▶ _EXERCISE_: Please copy every line of the records below that holds the word "chelate".

▶ _DATA SHOWN_:
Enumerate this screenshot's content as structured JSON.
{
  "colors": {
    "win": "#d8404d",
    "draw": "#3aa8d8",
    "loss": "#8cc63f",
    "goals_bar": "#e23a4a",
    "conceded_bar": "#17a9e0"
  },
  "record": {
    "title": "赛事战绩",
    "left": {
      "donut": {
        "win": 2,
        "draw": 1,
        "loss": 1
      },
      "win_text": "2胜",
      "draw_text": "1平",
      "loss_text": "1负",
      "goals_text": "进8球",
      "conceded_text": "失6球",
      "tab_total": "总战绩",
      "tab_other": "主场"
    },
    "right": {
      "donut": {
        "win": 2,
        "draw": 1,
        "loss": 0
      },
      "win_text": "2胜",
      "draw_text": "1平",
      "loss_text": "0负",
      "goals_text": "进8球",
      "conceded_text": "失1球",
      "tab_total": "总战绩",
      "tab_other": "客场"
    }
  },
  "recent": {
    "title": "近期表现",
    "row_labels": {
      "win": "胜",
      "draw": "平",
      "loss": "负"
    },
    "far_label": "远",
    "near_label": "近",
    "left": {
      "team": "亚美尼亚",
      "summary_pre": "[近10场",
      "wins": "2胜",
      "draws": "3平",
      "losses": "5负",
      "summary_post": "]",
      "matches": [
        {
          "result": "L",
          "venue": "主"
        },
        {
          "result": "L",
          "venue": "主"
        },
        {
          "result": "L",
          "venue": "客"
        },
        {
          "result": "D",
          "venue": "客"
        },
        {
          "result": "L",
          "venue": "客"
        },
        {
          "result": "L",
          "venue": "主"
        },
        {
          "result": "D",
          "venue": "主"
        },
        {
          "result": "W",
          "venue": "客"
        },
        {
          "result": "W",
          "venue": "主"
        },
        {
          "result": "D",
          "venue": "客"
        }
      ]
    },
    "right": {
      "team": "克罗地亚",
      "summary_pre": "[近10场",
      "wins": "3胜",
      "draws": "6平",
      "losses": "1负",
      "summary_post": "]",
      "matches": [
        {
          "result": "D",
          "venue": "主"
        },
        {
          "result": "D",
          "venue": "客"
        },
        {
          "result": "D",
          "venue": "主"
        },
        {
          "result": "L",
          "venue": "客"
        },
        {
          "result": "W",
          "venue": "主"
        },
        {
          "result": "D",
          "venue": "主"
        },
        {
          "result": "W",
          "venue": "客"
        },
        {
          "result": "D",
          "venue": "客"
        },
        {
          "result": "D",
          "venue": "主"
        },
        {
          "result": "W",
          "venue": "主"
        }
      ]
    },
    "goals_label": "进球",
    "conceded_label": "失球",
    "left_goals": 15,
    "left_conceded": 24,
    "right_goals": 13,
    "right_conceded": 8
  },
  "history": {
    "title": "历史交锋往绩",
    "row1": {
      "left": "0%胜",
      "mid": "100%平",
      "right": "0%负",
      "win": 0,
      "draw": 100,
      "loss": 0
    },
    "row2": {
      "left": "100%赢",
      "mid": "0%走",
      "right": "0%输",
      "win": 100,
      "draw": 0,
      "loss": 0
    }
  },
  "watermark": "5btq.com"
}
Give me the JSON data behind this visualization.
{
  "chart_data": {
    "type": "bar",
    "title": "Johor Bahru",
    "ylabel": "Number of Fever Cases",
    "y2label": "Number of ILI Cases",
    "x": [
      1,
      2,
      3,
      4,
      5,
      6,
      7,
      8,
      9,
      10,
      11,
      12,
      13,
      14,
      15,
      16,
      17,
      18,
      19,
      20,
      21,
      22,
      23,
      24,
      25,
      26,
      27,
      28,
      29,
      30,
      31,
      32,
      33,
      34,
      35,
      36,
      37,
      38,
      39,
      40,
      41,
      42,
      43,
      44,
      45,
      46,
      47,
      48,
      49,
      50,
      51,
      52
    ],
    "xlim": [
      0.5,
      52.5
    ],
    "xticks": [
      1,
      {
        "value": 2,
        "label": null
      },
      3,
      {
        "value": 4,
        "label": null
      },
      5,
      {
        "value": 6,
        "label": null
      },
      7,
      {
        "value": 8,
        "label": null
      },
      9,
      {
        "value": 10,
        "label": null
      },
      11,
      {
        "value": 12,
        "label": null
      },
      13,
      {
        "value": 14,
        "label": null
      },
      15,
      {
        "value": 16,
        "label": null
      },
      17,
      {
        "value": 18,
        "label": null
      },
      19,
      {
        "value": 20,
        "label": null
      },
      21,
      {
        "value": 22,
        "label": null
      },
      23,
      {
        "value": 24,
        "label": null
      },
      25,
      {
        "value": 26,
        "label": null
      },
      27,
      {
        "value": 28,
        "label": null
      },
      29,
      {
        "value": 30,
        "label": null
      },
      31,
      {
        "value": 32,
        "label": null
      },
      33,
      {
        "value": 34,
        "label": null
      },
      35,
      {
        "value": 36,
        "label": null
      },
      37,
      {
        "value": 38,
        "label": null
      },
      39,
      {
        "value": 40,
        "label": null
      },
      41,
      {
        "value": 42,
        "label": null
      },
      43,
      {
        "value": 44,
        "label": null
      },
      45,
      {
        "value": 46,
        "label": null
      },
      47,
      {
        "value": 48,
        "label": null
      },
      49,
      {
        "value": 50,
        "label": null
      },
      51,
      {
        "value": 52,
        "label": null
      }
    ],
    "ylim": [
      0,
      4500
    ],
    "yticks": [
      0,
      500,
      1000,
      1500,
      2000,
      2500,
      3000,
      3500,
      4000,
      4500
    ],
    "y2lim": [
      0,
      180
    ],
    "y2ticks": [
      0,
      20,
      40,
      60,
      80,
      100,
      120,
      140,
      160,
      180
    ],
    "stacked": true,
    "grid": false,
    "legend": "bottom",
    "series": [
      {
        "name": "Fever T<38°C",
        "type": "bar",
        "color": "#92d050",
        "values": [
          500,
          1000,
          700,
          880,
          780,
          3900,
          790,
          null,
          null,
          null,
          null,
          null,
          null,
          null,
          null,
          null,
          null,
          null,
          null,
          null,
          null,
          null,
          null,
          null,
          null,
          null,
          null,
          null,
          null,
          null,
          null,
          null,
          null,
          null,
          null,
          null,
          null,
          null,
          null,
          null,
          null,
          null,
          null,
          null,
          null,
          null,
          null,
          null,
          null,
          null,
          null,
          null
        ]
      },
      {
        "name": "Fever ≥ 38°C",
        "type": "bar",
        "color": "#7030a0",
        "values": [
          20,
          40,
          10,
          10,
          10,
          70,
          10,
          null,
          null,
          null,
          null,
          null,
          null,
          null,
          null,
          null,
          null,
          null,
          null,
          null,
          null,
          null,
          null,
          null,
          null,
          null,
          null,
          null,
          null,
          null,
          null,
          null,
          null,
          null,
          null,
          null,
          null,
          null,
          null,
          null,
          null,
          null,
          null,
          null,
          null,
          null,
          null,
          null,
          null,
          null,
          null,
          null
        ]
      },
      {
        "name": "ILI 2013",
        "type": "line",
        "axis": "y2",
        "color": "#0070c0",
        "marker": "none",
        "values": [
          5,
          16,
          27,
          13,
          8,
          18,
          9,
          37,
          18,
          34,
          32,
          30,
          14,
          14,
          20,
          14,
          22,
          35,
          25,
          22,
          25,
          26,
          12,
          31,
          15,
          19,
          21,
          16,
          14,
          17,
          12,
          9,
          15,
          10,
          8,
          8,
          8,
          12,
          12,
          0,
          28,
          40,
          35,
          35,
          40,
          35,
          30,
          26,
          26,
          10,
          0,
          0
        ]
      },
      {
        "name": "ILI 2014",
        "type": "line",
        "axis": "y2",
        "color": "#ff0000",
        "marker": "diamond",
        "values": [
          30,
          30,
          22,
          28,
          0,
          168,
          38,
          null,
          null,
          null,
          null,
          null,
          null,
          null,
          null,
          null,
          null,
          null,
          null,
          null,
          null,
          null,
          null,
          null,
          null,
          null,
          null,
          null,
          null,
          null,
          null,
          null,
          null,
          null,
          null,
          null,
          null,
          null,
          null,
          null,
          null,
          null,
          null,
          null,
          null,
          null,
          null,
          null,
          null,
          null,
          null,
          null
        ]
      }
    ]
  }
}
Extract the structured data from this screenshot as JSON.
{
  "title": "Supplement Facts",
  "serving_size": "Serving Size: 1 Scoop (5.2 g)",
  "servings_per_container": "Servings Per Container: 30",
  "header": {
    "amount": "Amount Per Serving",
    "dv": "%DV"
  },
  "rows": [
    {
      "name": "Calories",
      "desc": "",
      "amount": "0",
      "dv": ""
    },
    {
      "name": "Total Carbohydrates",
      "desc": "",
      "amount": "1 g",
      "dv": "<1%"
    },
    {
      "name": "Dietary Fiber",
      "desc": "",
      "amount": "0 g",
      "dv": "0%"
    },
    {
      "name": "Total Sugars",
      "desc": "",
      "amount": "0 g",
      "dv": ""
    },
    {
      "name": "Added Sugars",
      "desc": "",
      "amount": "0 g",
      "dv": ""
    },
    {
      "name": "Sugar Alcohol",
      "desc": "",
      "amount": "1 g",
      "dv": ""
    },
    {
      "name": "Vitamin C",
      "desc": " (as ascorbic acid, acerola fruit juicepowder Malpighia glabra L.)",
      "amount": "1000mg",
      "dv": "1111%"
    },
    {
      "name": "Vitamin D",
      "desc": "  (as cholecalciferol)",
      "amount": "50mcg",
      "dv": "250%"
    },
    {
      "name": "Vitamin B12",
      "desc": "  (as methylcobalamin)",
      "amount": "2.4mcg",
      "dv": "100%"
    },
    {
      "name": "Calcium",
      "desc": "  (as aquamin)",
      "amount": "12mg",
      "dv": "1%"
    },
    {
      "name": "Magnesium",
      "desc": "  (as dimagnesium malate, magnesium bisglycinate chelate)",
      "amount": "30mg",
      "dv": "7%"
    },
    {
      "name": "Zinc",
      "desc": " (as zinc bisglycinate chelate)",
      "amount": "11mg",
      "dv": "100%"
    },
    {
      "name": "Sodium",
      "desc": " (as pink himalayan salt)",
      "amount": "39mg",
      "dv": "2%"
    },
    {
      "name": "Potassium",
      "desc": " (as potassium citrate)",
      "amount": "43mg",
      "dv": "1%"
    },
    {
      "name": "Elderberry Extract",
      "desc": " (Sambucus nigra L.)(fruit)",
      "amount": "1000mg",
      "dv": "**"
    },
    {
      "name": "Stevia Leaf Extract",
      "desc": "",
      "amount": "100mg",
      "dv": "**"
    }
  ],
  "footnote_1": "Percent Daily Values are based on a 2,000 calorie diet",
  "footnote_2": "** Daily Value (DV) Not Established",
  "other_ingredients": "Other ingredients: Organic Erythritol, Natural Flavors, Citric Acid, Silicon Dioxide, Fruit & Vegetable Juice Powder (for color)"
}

▶ _SOLUTION TO THIS PROBLEM_:
      "desc": "  (as dimagnesium malate, magnesium bisglycinate chelate)",
      "desc": " (as zinc bisglycinate chelate)",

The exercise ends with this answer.